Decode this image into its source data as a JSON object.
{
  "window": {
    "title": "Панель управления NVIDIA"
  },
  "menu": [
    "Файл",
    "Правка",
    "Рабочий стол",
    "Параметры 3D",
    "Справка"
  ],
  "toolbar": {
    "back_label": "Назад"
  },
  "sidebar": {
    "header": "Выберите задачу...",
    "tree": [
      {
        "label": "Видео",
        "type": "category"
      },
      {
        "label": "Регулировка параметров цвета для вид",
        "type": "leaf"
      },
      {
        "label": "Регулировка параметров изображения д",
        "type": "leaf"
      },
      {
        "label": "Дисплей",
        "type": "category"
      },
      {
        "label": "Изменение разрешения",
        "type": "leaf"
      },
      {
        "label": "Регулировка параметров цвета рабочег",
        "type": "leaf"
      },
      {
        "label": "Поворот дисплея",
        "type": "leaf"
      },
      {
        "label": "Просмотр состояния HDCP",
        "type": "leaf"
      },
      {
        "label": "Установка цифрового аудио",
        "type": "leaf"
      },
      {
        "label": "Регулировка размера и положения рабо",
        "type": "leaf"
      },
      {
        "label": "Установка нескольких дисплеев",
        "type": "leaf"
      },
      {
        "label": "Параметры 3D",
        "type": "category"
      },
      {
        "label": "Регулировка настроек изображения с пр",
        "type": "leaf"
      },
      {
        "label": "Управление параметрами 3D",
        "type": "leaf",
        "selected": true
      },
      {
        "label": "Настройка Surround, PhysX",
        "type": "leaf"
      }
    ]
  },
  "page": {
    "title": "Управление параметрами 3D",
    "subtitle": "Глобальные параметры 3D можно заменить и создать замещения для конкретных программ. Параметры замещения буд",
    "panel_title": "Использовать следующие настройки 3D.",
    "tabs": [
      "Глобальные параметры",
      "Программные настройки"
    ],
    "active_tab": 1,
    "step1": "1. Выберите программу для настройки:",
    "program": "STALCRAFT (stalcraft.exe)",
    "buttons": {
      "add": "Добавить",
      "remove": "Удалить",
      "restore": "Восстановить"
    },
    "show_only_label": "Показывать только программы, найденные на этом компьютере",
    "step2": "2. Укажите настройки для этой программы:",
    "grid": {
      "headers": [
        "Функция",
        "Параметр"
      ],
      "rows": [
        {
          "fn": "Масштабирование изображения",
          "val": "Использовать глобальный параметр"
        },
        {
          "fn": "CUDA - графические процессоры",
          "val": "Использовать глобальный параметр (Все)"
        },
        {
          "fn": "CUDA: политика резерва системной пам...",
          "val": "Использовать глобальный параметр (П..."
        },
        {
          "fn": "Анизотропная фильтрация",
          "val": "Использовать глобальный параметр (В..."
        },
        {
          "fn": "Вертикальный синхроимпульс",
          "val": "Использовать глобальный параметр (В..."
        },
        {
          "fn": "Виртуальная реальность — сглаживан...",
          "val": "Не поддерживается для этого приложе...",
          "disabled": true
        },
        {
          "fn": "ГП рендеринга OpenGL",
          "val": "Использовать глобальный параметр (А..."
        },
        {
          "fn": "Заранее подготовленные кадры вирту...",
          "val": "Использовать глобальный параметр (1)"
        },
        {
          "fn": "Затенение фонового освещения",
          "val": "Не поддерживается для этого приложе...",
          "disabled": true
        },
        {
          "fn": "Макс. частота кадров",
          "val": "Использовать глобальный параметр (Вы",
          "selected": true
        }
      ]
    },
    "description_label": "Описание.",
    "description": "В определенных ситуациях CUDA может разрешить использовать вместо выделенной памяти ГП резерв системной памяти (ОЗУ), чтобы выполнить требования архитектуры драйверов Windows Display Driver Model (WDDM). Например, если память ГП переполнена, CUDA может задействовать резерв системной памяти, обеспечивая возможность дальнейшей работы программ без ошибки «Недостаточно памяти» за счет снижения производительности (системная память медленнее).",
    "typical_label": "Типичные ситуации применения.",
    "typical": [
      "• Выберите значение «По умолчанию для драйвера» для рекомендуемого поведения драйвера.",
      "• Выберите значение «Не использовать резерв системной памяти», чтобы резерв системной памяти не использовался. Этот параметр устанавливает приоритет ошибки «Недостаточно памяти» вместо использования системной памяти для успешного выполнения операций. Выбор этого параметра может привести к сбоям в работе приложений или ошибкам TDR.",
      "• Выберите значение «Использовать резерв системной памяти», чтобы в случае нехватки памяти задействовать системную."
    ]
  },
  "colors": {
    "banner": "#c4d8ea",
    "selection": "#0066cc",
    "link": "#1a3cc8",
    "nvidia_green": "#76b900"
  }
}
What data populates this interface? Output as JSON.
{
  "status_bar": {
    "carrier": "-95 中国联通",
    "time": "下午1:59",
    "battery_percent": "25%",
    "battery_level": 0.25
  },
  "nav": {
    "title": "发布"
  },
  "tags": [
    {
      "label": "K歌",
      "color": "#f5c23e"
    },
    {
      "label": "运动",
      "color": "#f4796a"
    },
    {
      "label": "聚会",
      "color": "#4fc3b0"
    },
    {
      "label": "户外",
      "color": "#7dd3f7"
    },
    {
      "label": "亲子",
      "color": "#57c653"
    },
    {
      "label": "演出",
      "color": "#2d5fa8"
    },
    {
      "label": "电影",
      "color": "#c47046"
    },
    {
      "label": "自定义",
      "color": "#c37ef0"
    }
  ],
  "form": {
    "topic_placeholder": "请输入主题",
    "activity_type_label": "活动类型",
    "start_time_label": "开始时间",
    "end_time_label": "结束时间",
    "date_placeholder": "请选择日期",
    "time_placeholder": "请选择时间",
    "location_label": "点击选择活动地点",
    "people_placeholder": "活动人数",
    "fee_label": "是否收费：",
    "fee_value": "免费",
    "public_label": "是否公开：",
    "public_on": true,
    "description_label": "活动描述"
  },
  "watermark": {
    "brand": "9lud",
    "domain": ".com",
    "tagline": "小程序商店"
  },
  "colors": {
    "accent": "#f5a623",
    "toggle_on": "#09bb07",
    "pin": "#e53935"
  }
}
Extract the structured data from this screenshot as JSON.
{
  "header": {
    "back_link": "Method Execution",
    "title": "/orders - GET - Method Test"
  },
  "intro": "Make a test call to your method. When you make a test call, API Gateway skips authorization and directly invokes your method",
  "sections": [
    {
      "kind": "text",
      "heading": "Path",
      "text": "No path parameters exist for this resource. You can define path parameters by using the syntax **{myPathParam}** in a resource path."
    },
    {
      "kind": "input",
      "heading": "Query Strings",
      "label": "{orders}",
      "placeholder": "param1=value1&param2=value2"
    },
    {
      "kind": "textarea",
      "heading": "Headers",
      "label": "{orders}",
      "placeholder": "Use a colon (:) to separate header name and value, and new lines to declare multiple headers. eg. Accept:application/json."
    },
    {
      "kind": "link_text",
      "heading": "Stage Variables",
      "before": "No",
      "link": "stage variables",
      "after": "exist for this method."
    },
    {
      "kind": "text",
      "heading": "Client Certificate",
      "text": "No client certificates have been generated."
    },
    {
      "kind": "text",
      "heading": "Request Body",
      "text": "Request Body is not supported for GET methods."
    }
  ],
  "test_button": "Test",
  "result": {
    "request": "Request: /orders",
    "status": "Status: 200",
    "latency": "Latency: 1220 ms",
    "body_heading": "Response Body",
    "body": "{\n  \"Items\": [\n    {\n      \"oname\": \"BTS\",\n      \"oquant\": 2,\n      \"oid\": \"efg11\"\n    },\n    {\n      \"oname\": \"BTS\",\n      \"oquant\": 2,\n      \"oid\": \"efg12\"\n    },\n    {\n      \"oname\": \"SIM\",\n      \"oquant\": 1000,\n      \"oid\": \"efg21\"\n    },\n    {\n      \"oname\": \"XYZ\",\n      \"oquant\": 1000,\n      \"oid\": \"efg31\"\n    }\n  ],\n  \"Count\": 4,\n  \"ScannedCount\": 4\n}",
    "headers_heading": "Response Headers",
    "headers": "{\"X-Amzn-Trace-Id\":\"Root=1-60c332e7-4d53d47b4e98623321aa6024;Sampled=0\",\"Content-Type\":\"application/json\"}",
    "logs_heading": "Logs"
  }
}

===

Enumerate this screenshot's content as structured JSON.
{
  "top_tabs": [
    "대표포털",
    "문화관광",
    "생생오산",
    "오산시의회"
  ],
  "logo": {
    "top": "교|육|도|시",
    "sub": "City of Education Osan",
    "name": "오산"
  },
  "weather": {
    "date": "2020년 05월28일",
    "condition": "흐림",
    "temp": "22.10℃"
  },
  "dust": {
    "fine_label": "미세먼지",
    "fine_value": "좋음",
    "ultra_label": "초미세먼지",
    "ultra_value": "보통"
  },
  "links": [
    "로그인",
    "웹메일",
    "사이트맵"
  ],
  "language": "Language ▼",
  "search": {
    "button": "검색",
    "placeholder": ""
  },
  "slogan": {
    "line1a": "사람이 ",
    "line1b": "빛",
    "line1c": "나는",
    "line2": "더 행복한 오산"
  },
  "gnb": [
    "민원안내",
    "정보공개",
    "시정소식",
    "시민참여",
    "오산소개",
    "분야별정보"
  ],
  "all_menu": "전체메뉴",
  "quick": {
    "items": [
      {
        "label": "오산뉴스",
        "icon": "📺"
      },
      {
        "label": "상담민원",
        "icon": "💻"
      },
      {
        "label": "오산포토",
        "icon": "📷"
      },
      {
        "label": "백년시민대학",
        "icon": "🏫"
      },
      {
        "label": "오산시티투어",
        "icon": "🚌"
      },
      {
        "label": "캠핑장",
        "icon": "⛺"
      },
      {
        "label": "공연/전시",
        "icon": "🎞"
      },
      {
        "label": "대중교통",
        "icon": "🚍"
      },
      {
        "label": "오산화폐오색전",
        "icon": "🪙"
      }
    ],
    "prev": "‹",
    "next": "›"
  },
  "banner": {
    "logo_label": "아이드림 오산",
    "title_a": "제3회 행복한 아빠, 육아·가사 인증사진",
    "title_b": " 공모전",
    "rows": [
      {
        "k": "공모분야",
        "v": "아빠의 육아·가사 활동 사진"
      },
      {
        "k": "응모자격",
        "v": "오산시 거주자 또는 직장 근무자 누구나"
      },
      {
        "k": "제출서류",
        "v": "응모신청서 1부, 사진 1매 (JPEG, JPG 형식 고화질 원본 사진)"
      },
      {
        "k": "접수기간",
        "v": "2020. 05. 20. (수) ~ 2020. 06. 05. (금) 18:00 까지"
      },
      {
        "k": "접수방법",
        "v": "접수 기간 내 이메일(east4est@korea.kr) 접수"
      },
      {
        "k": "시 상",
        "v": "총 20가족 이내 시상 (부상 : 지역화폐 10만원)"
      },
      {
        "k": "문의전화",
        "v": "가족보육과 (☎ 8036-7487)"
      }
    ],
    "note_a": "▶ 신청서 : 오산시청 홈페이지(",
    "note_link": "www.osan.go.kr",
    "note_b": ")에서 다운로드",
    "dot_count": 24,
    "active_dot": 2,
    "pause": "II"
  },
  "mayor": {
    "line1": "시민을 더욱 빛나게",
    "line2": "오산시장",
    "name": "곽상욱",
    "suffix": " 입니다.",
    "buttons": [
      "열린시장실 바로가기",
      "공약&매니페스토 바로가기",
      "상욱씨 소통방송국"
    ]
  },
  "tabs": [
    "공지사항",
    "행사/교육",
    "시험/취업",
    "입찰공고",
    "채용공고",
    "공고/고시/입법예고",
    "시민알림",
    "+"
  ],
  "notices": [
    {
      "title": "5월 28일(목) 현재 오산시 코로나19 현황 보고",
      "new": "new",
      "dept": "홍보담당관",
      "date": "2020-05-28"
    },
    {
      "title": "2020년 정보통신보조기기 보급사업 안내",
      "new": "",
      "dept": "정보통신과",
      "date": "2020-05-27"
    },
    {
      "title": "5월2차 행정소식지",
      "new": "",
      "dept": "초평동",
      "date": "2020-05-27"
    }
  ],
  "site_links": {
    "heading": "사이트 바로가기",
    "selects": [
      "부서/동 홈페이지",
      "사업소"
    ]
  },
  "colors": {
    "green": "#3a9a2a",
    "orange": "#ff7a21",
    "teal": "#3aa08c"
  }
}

===

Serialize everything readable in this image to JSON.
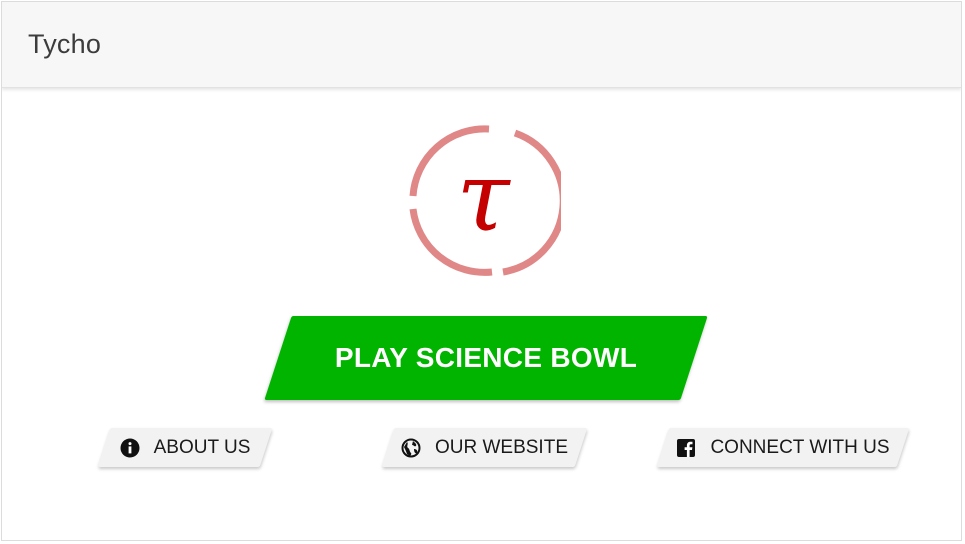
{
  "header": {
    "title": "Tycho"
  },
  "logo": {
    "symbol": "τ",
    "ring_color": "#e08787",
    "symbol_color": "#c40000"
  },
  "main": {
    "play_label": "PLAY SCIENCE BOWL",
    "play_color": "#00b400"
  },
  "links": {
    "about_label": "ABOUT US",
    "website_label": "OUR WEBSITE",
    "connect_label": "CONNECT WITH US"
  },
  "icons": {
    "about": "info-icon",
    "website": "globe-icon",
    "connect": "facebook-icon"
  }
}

===

**Short exercise**
Using the listing above, work out how many of its lines include "Выберите", and give only the result.

**Response**
5